_Short exercise_: Can you output the material exactly as written, minus any pictures it holds?

-- Supplied data start --

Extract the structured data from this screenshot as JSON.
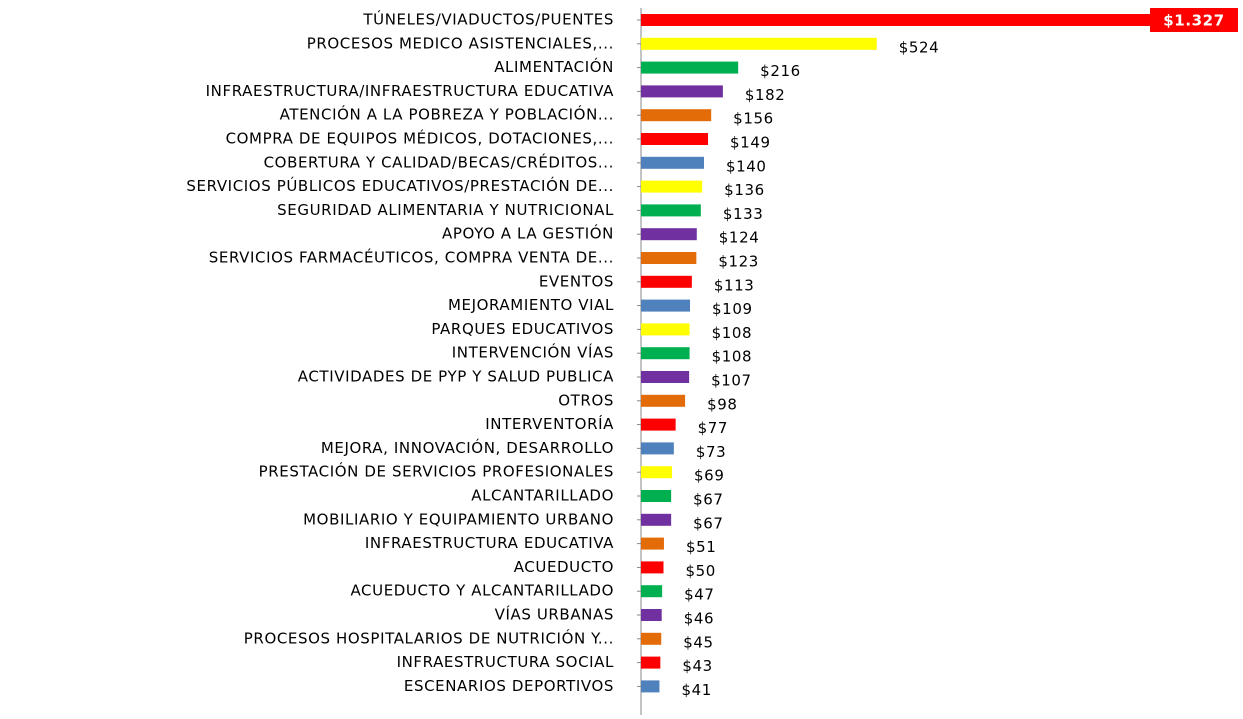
{
  "chart_data": {
    "type": "bar",
    "orientation": "horizontal",
    "categories": [
      "TÚNELES/VIADUCTOS/PUENTES",
      "PROCESOS MEDICO ASISTENCIALES,...",
      "ALIMENTACIÓN",
      "INFRAESTRUCTURA/INFRAESTRUCTURA EDUCATIVA",
      "ATENCIÓN A LA POBREZA Y POBLACIÓN...",
      "COMPRA DE EQUIPOS MÉDICOS, DOTACIONES,...",
      "COBERTURA Y CALIDAD/BECAS/CRÉDITOS...",
      "SERVICIOS PÚBLICOS EDUCATIVOS/PRESTACIÓN DE...",
      "SEGURIDAD ALIMENTARIA Y NUTRICIONAL",
      "APOYO A LA GESTIÓN",
      "SERVICIOS FARMACÉUTICOS, COMPRA VENTA DE...",
      "EVENTOS",
      "MEJORAMIENTO VIAL",
      "PARQUES EDUCATIVOS",
      "INTERVENCIÓN VÍAS",
      "ACTIVIDADES DE PYP Y SALUD PUBLICA",
      "OTROS",
      "INTERVENTORÍA",
      "MEJORA, INNOVACIÓN, DESARROLLO",
      "PRESTACIÓN DE SERVICIOS PROFESIONALES",
      "ALCANTARILLADO",
      "MOBILIARIO Y EQUIPAMIENTO URBANO",
      "INFRAESTRUCTURA EDUCATIVA",
      "ACUEDUCTO",
      "ACUEDUCTO Y ALCANTARILLADO",
      "VÍAS URBANAS",
      "PROCESOS HOSPITALARIOS DE NUTRICIÓN Y...",
      "INFRAESTRUCTURA SOCIAL",
      "ESCENARIOS DEPORTIVOS"
    ],
    "values": [
      1327,
      524,
      216,
      182,
      156,
      149,
      140,
      136,
      133,
      124,
      123,
      113,
      109,
      108,
      108,
      107,
      98,
      77,
      73,
      69,
      67,
      67,
      51,
      50,
      47,
      46,
      45,
      43,
      41
    ],
    "value_labels": [
      "$1.327",
      "$524",
      "$216",
      "$182",
      "$156",
      "$149",
      "$140",
      "$136",
      "$133",
      "$124",
      "$123",
      "$113",
      "$109",
      "$108",
      "$108",
      "$107",
      "$98",
      "$77",
      "$73",
      "$69",
      "$67",
      "$67",
      "$51",
      "$50",
      "$47",
      "$46",
      "$45",
      "$43",
      "$41"
    ],
    "colors": [
      "#ff0000",
      "#ffff00",
      "#00b050",
      "#7030a0",
      "#e36c09",
      "#ff0000",
      "#4f81bd",
      "#ffff00",
      "#00b050",
      "#7030a0",
      "#e36c09",
      "#ff0000",
      "#4f81bd",
      "#ffff00",
      "#00b050",
      "#7030a0",
      "#e36c09",
      "#ff0000",
      "#4f81bd",
      "#ffff00",
      "#00b050",
      "#7030a0",
      "#e36c09",
      "#ff0000",
      "#00b050",
      "#7030a0",
      "#e36c09",
      "#ff0000",
      "#4f81bd"
    ],
    "xlim": [
      0,
      1327
    ]
  }
}
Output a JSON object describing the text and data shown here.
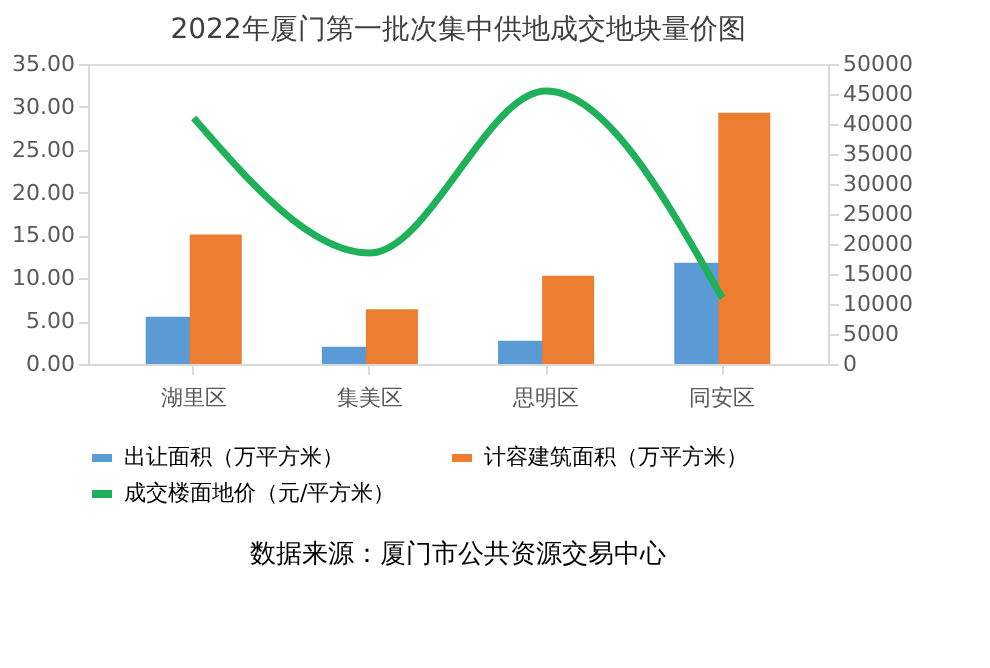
{
  "chart_data": {
    "type": "bar",
    "title": "2022年厦门第一批次集中供地成交地块量价图",
    "categories": [
      "湖里区",
      "集美区",
      "思明区",
      "同安区"
    ],
    "series": [
      {
        "name": "出让面积（万平方米）",
        "color": "#5b9bd5",
        "values": [
          5.5,
          2.0,
          2.7,
          11.8
        ]
      },
      {
        "name": "计容建筑面积（万平方米）",
        "color": "#ed7d31",
        "values": [
          15.1,
          6.4,
          10.3,
          29.3
        ]
      },
      {
        "name": "成交楼面地价（元/平方米）",
        "color": "#1fb15a",
        "type": "line",
        "axis": "y2",
        "values": [
          41000,
          18500,
          45500,
          11000
        ]
      }
    ],
    "ylim": [
      0,
      35
    ],
    "yticks": [
      {
        "value": 0,
        "label": "0.00"
      },
      {
        "value": 5,
        "label": "5.00"
      },
      {
        "value": 10,
        "label": "10.00"
      },
      {
        "value": 15,
        "label": "15.00"
      },
      {
        "value": 20,
        "label": "20.00"
      },
      {
        "value": 25,
        "label": "25.00"
      },
      {
        "value": 30,
        "label": "30.00"
      },
      {
        "value": 35,
        "label": "35.00"
      }
    ],
    "y2lim": [
      0,
      50000
    ],
    "y2ticks": [
      0,
      5000,
      10000,
      15000,
      20000,
      25000,
      30000,
      35000,
      40000,
      45000,
      50000
    ],
    "legend": "bottom",
    "grid": false,
    "annotations": [
      "数据来源：厦门市公共资源交易中心"
    ]
  }
}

-- Supplied data end --

_Task response_:
Extract the structured data from this screenshot as JSON.
{
  "chart_data": {
    "type": "bar",
    "orientation": "horizontal",
    "categories": [
      "TÚNELES/VIADUCTOS/PUENTES",
      "PROCESOS MEDICO ASISTENCIALES,...",
      "ALIMENTACIÓN",
      "INFRAESTRUCTURA/INFRAESTRUCTURA EDUCATIVA",
      "ATENCIÓN A LA POBREZA Y POBLACIÓN...",
      "COMPRA DE EQUIPOS MÉDICOS, DOTACIONES,...",
      "COBERTURA Y CALIDAD/BECAS/CRÉDITOS...",
      "SERVICIOS PÚBLICOS EDUCATIVOS/PRESTACIÓN DE...",
      "SEGURIDAD ALIMENTARIA Y NUTRICIONAL",
      "APOYO A LA GESTIÓN",
      "SERVICIOS FARMACÉUTICOS, COMPRA VENTA DE...",
      "EVENTOS",
      "MEJORAMIENTO VIAL",
      "PARQUES EDUCATIVOS",
      "INTERVENCIÓN VÍAS",
      "ACTIVIDADES DE PYP Y SALUD PUBLICA",
      "OTROS",
      "INTERVENTORÍA",
      "MEJORA, INNOVACIÓN, DESARROLLO",
      "PRESTACIÓN DE SERVICIOS PROFESIONALES",
      "ALCANTARILLADO",
      "MOBILIARIO Y EQUIPAMIENTO URBANO",
      "INFRAESTRUCTURA EDUCATIVA",
      "ACUEDUCTO",
      "ACUEDUCTO Y ALCANTARILLADO",
      "VÍAS URBANAS",
      "PROCESOS HOSPITALARIOS DE NUTRICIÓN Y...",
      "INFRAESTRUCTURA SOCIAL",
      "ESCENARIOS DEPORTIVOS"
    ],
    "values": [
      1327,
      524,
      216,
      182,
      156,
      149,
      140,
      136,
      133,
      124,
      123,
      113,
      109,
      108,
      108,
      107,
      98,
      77,
      73,
      69,
      67,
      67,
      51,
      50,
      47,
      46,
      45,
      43,
      41
    ],
    "value_labels": [
      "$1.327",
      "$524",
      "$216",
      "$182",
      "$156",
      "$149",
      "$140",
      "$136",
      "$133",
      "$124",
      "$123",
      "$113",
      "$109",
      "$108",
      "$108",
      "$107",
      "$98",
      "$77",
      "$73",
      "$69",
      "$67",
      "$67",
      "$51",
      "$50",
      "$47",
      "$46",
      "$45",
      "$43",
      "$41"
    ],
    "colors": [
      "#ff0000",
      "#ffff00",
      "#00b050",
      "#7030a0",
      "#e36c09",
      "#ff0000",
      "#4f81bd",
      "#ffff00",
      "#00b050",
      "#7030a0",
      "#e36c09",
      "#ff0000",
      "#4f81bd",
      "#ffff00",
      "#00b050",
      "#7030a0",
      "#e36c09",
      "#ff0000",
      "#4f81bd",
      "#ffff00",
      "#00b050",
      "#7030a0",
      "#e36c09",
      "#ff0000",
      "#00b050",
      "#7030a0",
      "#e36c09",
      "#ff0000",
      "#4f81bd"
    ],
    "xlim": [
      0,
      1327
    ]
  }
}
Output a JSON object describing the text and data shown here.
{
  "chart_data": {
    "type": "bar",
    "title": "2022年厦门第一批次集中供地成交地块量价图",
    "categories": [
      "湖里区",
      "集美区",
      "思明区",
      "同安区"
    ],
    "series": [
      {
        "name": "出让面积（万平方米）",
        "color": "#5b9bd5",
        "values": [
          5.5,
          2.0,
          2.7,
          11.8
        ]
      },
      {
        "name": "计容建筑面积（万平方米）",
        "color": "#ed7d31",
        "values": [
          15.1,
          6.4,
          10.3,
          29.3
        ]
      },
      {
        "name": "成交楼面地价（元/平方米）",
        "color": "#1fb15a",
        "type": "line",
        "axis": "y2",
        "values": [
          41000,
          18500,
          45500,
          11000
        ]
      }
    ],
    "ylim": [
      0,
      35
    ],
    "yticks": [
      {
        "value": 0,
        "label": "0.00"
      },
      {
        "value": 5,
        "label": "5.00"
      },
      {
        "value": 10,
        "label": "10.00"
      },
      {
        "value": 15,
        "label": "15.00"
      },
      {
        "value": 20,
        "label": "20.00"
      },
      {
        "value": 25,
        "label": "25.00"
      },
      {
        "value": 30,
        "label": "30.00"
      },
      {
        "value": 35,
        "label": "35.00"
      }
    ],
    "y2lim": [
      0,
      50000
    ],
    "y2ticks": [
      0,
      5000,
      10000,
      15000,
      20000,
      25000,
      30000,
      35000,
      40000,
      45000,
      50000
    ],
    "legend": "bottom",
    "grid": false,
    "annotations": [
      "数据来源：厦门市公共资源交易中心"
    ]
  }
}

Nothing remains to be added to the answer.